[Spatial layout entries]
▬▬▬▬▬▬
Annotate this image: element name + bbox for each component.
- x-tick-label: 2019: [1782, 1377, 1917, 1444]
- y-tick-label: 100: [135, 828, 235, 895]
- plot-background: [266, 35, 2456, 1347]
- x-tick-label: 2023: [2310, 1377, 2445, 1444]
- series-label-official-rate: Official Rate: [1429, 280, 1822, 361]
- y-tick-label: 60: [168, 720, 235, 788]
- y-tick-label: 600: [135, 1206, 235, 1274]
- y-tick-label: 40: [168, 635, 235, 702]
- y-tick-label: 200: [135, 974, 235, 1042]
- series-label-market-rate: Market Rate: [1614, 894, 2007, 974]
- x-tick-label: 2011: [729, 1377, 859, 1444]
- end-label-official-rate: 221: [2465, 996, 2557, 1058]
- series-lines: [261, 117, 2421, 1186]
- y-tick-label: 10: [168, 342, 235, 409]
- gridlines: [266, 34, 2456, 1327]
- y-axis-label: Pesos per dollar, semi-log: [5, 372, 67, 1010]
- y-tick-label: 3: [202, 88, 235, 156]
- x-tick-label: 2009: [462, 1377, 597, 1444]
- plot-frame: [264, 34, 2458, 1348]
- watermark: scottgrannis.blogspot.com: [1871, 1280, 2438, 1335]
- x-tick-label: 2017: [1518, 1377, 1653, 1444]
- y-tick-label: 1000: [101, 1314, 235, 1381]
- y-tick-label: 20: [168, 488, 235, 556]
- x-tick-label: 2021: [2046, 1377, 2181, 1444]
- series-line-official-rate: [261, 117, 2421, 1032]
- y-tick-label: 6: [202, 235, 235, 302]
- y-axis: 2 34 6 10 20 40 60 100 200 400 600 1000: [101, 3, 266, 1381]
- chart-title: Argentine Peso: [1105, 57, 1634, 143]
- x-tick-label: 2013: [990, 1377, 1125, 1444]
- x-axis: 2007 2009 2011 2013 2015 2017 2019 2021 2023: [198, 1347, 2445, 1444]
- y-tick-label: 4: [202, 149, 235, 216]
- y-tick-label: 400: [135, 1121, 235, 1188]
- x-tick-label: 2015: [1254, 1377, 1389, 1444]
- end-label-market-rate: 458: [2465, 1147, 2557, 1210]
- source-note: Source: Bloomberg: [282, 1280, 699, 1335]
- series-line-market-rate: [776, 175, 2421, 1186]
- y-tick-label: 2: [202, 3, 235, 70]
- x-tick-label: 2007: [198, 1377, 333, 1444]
▬▬▬▬▬▬
**What is needed**
Copy every line above word for word, in the same order.

**Exercise response**
Annotate this image: element name + bbox for each component.
- x-tick-label: 2019: [1782, 1377, 1917, 1444]
- y-tick-label: 100: [135, 828, 235, 895]
- plot-background: [266, 35, 2456, 1347]
- x-tick-label: 2023: [2310, 1377, 2445, 1444]
- series-label-official-rate: Official Rate: [1429, 280, 1822, 361]
- y-tick-label: 60: [168, 720, 235, 788]
- y-tick-label: 600: [135, 1206, 235, 1274]
- y-tick-label: 40: [168, 635, 235, 702]
- y-tick-label: 200: [135, 974, 235, 1042]
- series-label-market-rate: Market Rate: [1614, 894, 2007, 974]
- x-tick-label: 2011: [729, 1377, 859, 1444]
- end-label-official-rate: 221: [2465, 996, 2557, 1058]
- series-lines: [261, 117, 2421, 1186]
- y-tick-label: 10: [168, 342, 235, 409]
- gridlines: [266, 34, 2456, 1327]
- y-axis-label: Pesos per dollar, semi-log: [5, 372, 67, 1010]
- y-tick-label: 3: [202, 88, 235, 156]
- x-tick-label: 2009: [462, 1377, 597, 1444]
- plot-frame: [264, 34, 2458, 1348]
- watermark: scottgrannis.blogspot.com: [1871, 1280, 2438, 1335]
- x-tick-label: 2017: [1518, 1377, 1653, 1444]
- y-tick-label: 1000: [101, 1314, 235, 1381]
- y-tick-label: 20: [168, 488, 235, 556]
- x-tick-label: 2021: [2046, 1377, 2181, 1444]
- series-line-official-rate: [261, 117, 2421, 1032]
- y-tick-label: 6: [202, 235, 235, 302]
- y-axis: 2 34 6 10 20 40 60 100 200 400 600 1000: [101, 3, 266, 1381]
- chart-title: Argentine Peso: [1105, 57, 1634, 143]
- x-tick-label: 2013: [990, 1377, 1125, 1444]
- x-axis: 2007 2009 2011 2013 2015 2017 2019 2021 2023: [198, 1347, 2445, 1444]
- y-tick-label: 4: [202, 149, 235, 216]
- y-tick-label: 400: [135, 1121, 235, 1188]
- x-tick-label: 2015: [1254, 1377, 1389, 1444]
- end-label-market-rate: 458: [2465, 1147, 2557, 1210]
- source-note: Source: Bloomberg: [282, 1280, 699, 1335]
- series-line-market-rate: [776, 175, 2421, 1186]
- y-tick-label: 2: [202, 3, 235, 70]
- x-tick-label: 2007: [198, 1377, 333, 1444]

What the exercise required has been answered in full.